- **SOURCE EXCERPT**:
# Pytorch introduction

Credits are given to the official Introduction to Pytorch from which some parts of this notebook were taken: https://pytorch.org/tutorials/beginner/introyt/introyt1_tutorial.html

If you run this notebook in google colab, set colab to True else False

In [None]:
colab = True

In [None]:
# setting data directory
import os
if colab:
    # define download url
    base = 'https://data.goettingen-research-online.de/api/access/datafile/:persistentId?persistentId=doi:10.25625/9AIY3V'
    folder = '3ZFUWQ'
    download_url = os.path.join(base, folder)

    # define save paths
    save_name_zip = '1_introduction.zip'
    raw_data_folder = 'data/raw_data'
    save_data_folder = 'data/output_data'

    # make data directories
    !mkdir -p $raw_data_folder
    !mkdir -p $save_data_folder

    # download and unzip data
    !wget -O $save_name_zip $download_url
    !unzip $save_name_zip -d $raw_data_folder
    !rm -rf $save_name_zip
    
    home_dir = '/content'
    raw_data_dir = os.path.join(home_dir, 'data/raw_data')
    output_data_dir = os.path.join(home_dir, 'data/output_data')
else:
    exercise_dir = os.path.dirname(os.path.abspath("__file__"))
    danuma_dir = os.path.dirname(os.path.dirname(exercise_dir))
    raw_data_dir = os.path.join(danuma_dir, 'data/raw_data')

### Pytorch basics

Whenever you are looking for a Pytorch function that does something specific or you want to know what a certain function or class does in Pytorch, \
you can always google the command and take a look at the official Pytorch documentation. \
For example, this is the documentation for the torch.Tensor object: https://pytorch.org/docs/stable/tensors.html \
Let's start this intro by importing torch!

In [1]:
import torch

Let’s see a few basic tensor manipulations. First, just a few of the ways to create tensors:

In [None]:
z = torch.zeros(5, 3)
print(z)
print(z.dtype)

Above, we create a 5x3 matrix filled with zeros, and query its datatype to find out that the zeros are 32-bit floating point numbers, which is the default PyTorch. \
What if you wanted integers instead? You can always override the default:

In [None]:
i = torch.ones((5, 3), dtype=torch.int16)
print(i)

- **DATA SHOWN**:
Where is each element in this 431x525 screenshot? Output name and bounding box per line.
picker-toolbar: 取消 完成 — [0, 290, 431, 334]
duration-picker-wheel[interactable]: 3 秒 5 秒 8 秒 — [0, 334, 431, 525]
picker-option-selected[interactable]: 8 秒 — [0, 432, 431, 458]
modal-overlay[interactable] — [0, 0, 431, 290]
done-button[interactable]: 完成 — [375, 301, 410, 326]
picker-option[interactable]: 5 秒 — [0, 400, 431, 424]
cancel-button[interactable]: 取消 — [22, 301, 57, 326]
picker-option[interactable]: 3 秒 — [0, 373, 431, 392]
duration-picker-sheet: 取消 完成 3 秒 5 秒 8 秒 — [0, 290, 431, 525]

- **EXERCISE INSTRUCTIONS**:
A. Reproduce verbatim the portion of the PyTorch introduction between "# make data" and "raw_data_dir = os.path.join(home_dir, 'data/raw_data')", inclusive.
B. In the PyTorch introduction, what datatype does the 5x3 matrix created with torch.zeros(5, 3) turn out to have?

- **THE REPLIES**:
A.
# make data directories
    !mkdir -p $raw_data_folder
    !mkdir -p $save_data_folder

    # download and unzip data
    !wget -O $save_name_zip $download_url
    !unzip $save_name_zip -d $raw_data_folder
    !rm -rf $save_name_zip
    
    home_dir = '/content'
    raw_data_dir = os.path.join(home_dir, 'data/raw_data')

B. 32-bit floating point numbers, the PyTorch default.